◆ **Objective**: Each line of the material must be repeated precisely, with the pictures left out.

Stored data entries:
★ ★ ★ ★

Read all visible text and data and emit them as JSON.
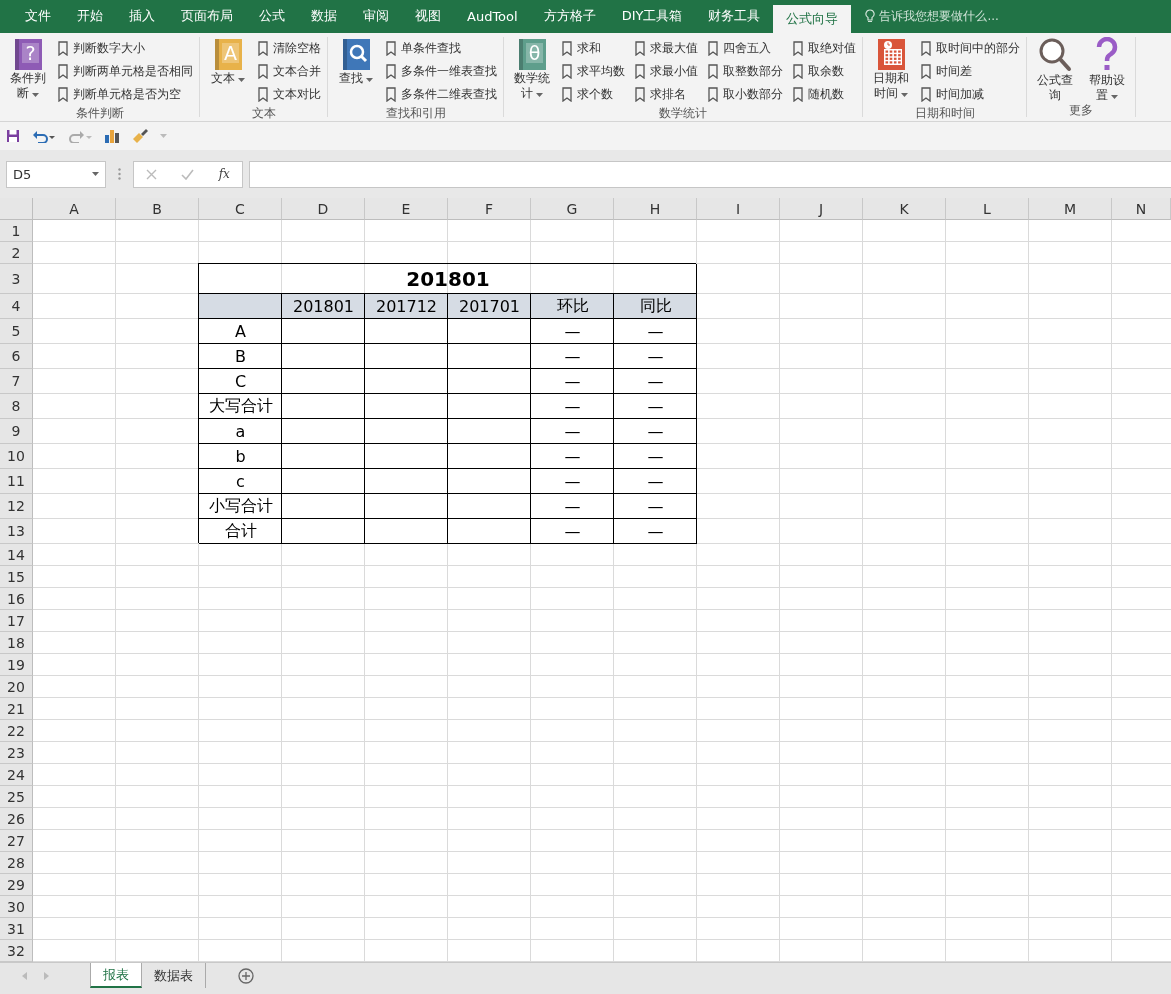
{
  "tabs": [
    {
      "label": "文件",
      "selected": false
    },
    {
      "label": "开始",
      "selected": false
    },
    {
      "label": "插入",
      "selected": false
    },
    {
      "label": "页面布局",
      "selected": false
    },
    {
      "label": "公式",
      "selected": false
    },
    {
      "label": "数据",
      "selected": false
    },
    {
      "label": "审阅",
      "selected": false
    },
    {
      "label": "视图",
      "selected": false
    },
    {
      "label": "AudTool",
      "selected": false
    },
    {
      "label": "方方格子",
      "selected": false
    },
    {
      "label": "DIY工具箱",
      "selected": false
    },
    {
      "label": "财务工具",
      "selected": false
    },
    {
      "label": "公式向导",
      "selected": true
    }
  ],
  "tell_me": {
    "placeholder": "告诉我您想要做什么..."
  },
  "ribbon_groups": [
    {
      "title": "条件判断",
      "large": [
        {
          "label": "条件判断",
          "kind": "purple-book",
          "glyph": "?",
          "menu": true
        }
      ],
      "small": [
        "判断数字大小",
        "判断两单元格是否相同",
        "判断单元格是否为空"
      ]
    },
    {
      "title": "文本",
      "large": [
        {
          "label": "文本",
          "kind": "yellow-book",
          "glyph": "A",
          "menu": true
        }
      ],
      "small": [
        "清除空格",
        "文本合并",
        "文本对比"
      ]
    },
    {
      "title": "查找和引用",
      "large": [
        {
          "label": "查找",
          "kind": "search-book",
          "menu": true
        }
      ],
      "small": [
        "单条件查找",
        "多条件一维表查找",
        "多条件二维表查找"
      ]
    },
    {
      "title": "数学统计",
      "large": [
        {
          "label": "数学统计",
          "kind": "teal-book",
          "glyph": "θ",
          "menu": true
        }
      ],
      "small": [
        "求和",
        "求平均数",
        "求个数",
        "求最大值",
        "求最小值",
        "求排名",
        "四舍五入",
        "取整数部分",
        "取小数部分",
        "取绝对值",
        "取余数",
        "随机数"
      ]
    },
    {
      "title": "日期和时间",
      "large": [
        {
          "label": "日期和时间",
          "kind": "calendar",
          "menu": true
        }
      ],
      "small": [
        "取时间中的部分",
        "时间差",
        "时间加减"
      ]
    },
    {
      "title": "更多",
      "large": [
        {
          "label": "公式查询",
          "kind": "magnifier",
          "menu": false
        },
        {
          "label": "帮助设置",
          "kind": "question",
          "menu": true
        }
      ]
    }
  ],
  "name_box": {
    "value": "D5"
  },
  "formula_bar": {
    "fx_label": "fx"
  },
  "columns": [
    "A",
    "B",
    "C",
    "D",
    "E",
    "F",
    "G",
    "H",
    "I",
    "J",
    "K",
    "L",
    "M",
    "N"
  ],
  "row_numbers": [
    "1",
    "2",
    "3",
    "4",
    "5",
    "6",
    "7",
    "8",
    "9",
    "10",
    "11",
    "12",
    "13",
    "14",
    "15",
    "16",
    "17",
    "18",
    "19",
    "20",
    "21",
    "22",
    "23",
    "24",
    "25",
    "26",
    "27",
    "28",
    "29",
    "30",
    "31",
    "32"
  ],
  "report": {
    "title": "201801",
    "header": [
      "201801",
      "201712",
      "201701",
      "环比",
      "同比"
    ],
    "rows": [
      {
        "label": "A",
        "mom": "—",
        "yoy": "—"
      },
      {
        "label": "B",
        "mom": "—",
        "yoy": "—"
      },
      {
        "label": "C",
        "mom": "—",
        "yoy": "—"
      },
      {
        "label": "大写合计",
        "mom": "—",
        "yoy": "—"
      },
      {
        "label": "a",
        "mom": "—",
        "yoy": "—"
      },
      {
        "label": "b",
        "mom": "—",
        "yoy": "—"
      },
      {
        "label": "c",
        "mom": "—",
        "yoy": "—"
      },
      {
        "label": "小写合计",
        "mom": "—",
        "yoy": "—"
      },
      {
        "label": "合计",
        "mom": "—",
        "yoy": "—"
      }
    ]
  },
  "sheet_tabs": [
    {
      "label": "报表",
      "selected": true
    },
    {
      "label": "数据表",
      "selected": false
    }
  ]
}
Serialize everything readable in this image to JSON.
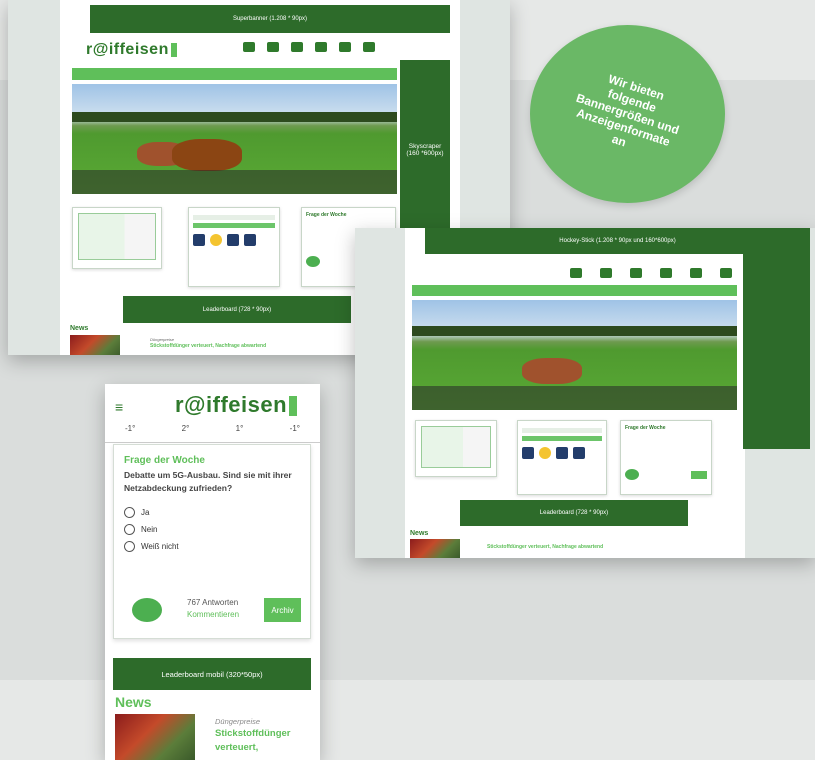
{
  "badge": {
    "lines": [
      "Wir bieten",
      "folgende",
      "Bannergrößen und",
      "Anzeigenformate",
      "an"
    ]
  },
  "shot1": {
    "superbanner": "Superbanner (1.208 * 90px)",
    "skyscraper": [
      "Skyscraper",
      "(160 *600px)"
    ],
    "leaderboard": "Leaderboard (728 * 90px)",
    "news_heading": "News",
    "news_category": "Düngerpreise",
    "news_title": "Stickstoffdünger verteuert, Nachfrage abwartend",
    "poll_title": "Frage der Woche"
  },
  "shot2": {
    "hockey": "Hockey-Stick (1.208 * 90px und 160*600px)",
    "leaderboard": "Leaderboard (728 * 90px)",
    "news_heading": "News",
    "news_title": "Stickstoffdünger verteuert, Nachfrage abwartend",
    "poll_title": "Frage der Woche"
  },
  "mobile": {
    "logo": "r@iffeisen",
    "temps": [
      "-1°",
      "2°",
      "1°",
      "-1°"
    ],
    "poll_title": "Frage der Woche",
    "poll_question": "Debatte um 5G-Ausbau. Sind sie mit ihrer Netzabdeckung zufrieden?",
    "options": [
      "Ja",
      "Nein",
      "Weiß nicht"
    ],
    "answers": "767 Antworten",
    "comment": "Kommentieren",
    "archive": "Archiv",
    "leaderboard": "Leaderboard mobil (320*50px)",
    "news_heading": "News",
    "news_category": "Düngerpreise",
    "news_title_lines": [
      "Stickstoffdünger",
      "verteuert,"
    ]
  },
  "logo_text": "r@iffeisen",
  "colors": {
    "dark_green": "#2d6b2a",
    "mid_green": "#5fbf5a",
    "badge_green": "#6ab866"
  }
}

★ ★ ★ ★

◆ **Worked answer**:
Read all visible text and data and emit them as JSON.
{
  "tabs": [
    {
      "label": "文件",
      "selected": false
    },
    {
      "label": "开始",
      "selected": false
    },
    {
      "label": "插入",
      "selected": false
    },
    {
      "label": "页面布局",
      "selected": false
    },
    {
      "label": "公式",
      "selected": false
    },
    {
      "label": "数据",
      "selected": false
    },
    {
      "label": "审阅",
      "selected": false
    },
    {
      "label": "视图",
      "selected": false
    },
    {
      "label": "AudTool",
      "selected": false
    },
    {
      "label": "方方格子",
      "selected": false
    },
    {
      "label": "DIY工具箱",
      "selected": false
    },
    {
      "label": "财务工具",
      "selected": false
    },
    {
      "label": "公式向导",
      "selected": true
    }
  ],
  "tell_me": {
    "placeholder": "告诉我您想要做什么..."
  },
  "ribbon_groups": [
    {
      "title": "条件判断",
      "large": [
        {
          "label": "条件判断",
          "kind": "purple-book",
          "glyph": "?",
          "menu": true
        }
      ],
      "small": [
        "判断数字大小",
        "判断两单元格是否相同",
        "判断单元格是否为空"
      ]
    },
    {
      "title": "文本",
      "large": [
        {
          "label": "文本",
          "kind": "yellow-book",
          "glyph": "A",
          "menu": true
        }
      ],
      "small": [
        "清除空格",
        "文本合并",
        "文本对比"
      ]
    },
    {
      "title": "查找和引用",
      "large": [
        {
          "label": "查找",
          "kind": "search-book",
          "menu": true
        }
      ],
      "small": [
        "单条件查找",
        "多条件一维表查找",
        "多条件二维表查找"
      ]
    },
    {
      "title": "数学统计",
      "large": [
        {
          "label": "数学统计",
          "kind": "teal-book",
          "glyph": "θ",
          "menu": true
        }
      ],
      "small": [
        "求和",
        "求平均数",
        "求个数",
        "求最大值",
        "求最小值",
        "求排名",
        "四舍五入",
        "取整数部分",
        "取小数部分",
        "取绝对值",
        "取余数",
        "随机数"
      ]
    },
    {
      "title": "日期和时间",
      "large": [
        {
          "label": "日期和时间",
          "kind": "calendar",
          "menu": true
        }
      ],
      "small": [
        "取时间中的部分",
        "时间差",
        "时间加减"
      ]
    },
    {
      "title": "更多",
      "large": [
        {
          "label": "公式查询",
          "kind": "magnifier",
          "menu": false
        },
        {
          "label": "帮助设置",
          "kind": "question",
          "menu": true
        }
      ]
    }
  ],
  "name_box": {
    "value": "D5"
  },
  "formula_bar": {
    "fx_label": "fx"
  },
  "columns": [
    "A",
    "B",
    "C",
    "D",
    "E",
    "F",
    "G",
    "H",
    "I",
    "J",
    "K",
    "L",
    "M",
    "N"
  ],
  "row_numbers": [
    "1",
    "2",
    "3",
    "4",
    "5",
    "6",
    "7",
    "8",
    "9",
    "10",
    "11",
    "12",
    "13",
    "14",
    "15",
    "16",
    "17",
    "18",
    "19",
    "20",
    "21",
    "22",
    "23",
    "24",
    "25",
    "26",
    "27",
    "28",
    "29",
    "30",
    "31",
    "32"
  ],
  "report": {
    "title": "201801",
    "header": [
      "201801",
      "201712",
      "201701",
      "环比",
      "同比"
    ],
    "rows": [
      {
        "label": "A",
        "mom": "—",
        "yoy": "—"
      },
      {
        "label": "B",
        "mom": "—",
        "yoy": "—"
      },
      {
        "label": "C",
        "mom": "—",
        "yoy": "—"
      },
      {
        "label": "大写合计",
        "mom": "—",
        "yoy": "—"
      },
      {
        "label": "a",
        "mom": "—",
        "yoy": "—"
      },
      {
        "label": "b",
        "mom": "—",
        "yoy": "—"
      },
      {
        "label": "c",
        "mom": "—",
        "yoy": "—"
      },
      {
        "label": "小写合计",
        "mom": "—",
        "yoy": "—"
      },
      {
        "label": "合计",
        "mom": "—",
        "yoy": "—"
      }
    ]
  },
  "sheet_tabs": [
    {
      "label": "报表",
      "selected": true
    },
    {
      "label": "数据表",
      "selected": false
    }
  ]
}
Serialize everything readable in this image to JSON.
{
  "badge": {
    "lines": [
      "Wir bieten",
      "folgende",
      "Bannergrößen und",
      "Anzeigenformate",
      "an"
    ]
  },
  "shot1": {
    "superbanner": "Superbanner (1.208 * 90px)",
    "skyscraper": [
      "Skyscraper",
      "(160 *600px)"
    ],
    "leaderboard": "Leaderboard (728 * 90px)",
    "news_heading": "News",
    "news_category": "Düngerpreise",
    "news_title": "Stickstoffdünger verteuert, Nachfrage abwartend",
    "poll_title": "Frage der Woche"
  },
  "shot2": {
    "hockey": "Hockey-Stick (1.208 * 90px und 160*600px)",
    "leaderboard": "Leaderboard (728 * 90px)",
    "news_heading": "News",
    "news_title": "Stickstoffdünger verteuert, Nachfrage abwartend",
    "poll_title": "Frage der Woche"
  },
  "mobile": {
    "logo": "r@iffeisen",
    "temps": [
      "-1°",
      "2°",
      "1°",
      "-1°"
    ],
    "poll_title": "Frage der Woche",
    "poll_question": "Debatte um 5G-Ausbau. Sind sie mit ihrer Netzabdeckung zufrieden?",
    "options": [
      "Ja",
      "Nein",
      "Weiß nicht"
    ],
    "answers": "767 Antworten",
    "comment": "Kommentieren",
    "archive": "Archiv",
    "leaderboard": "Leaderboard mobil (320*50px)",
    "news_heading": "News",
    "news_category": "Düngerpreise",
    "news_title_lines": [
      "Stickstoffdünger",
      "verteuert,"
    ]
  },
  "logo_text": "r@iffeisen",
  "colors": {
    "dark_green": "#2d6b2a",
    "mid_green": "#5fbf5a",
    "badge_green": "#6ab866"
  }
}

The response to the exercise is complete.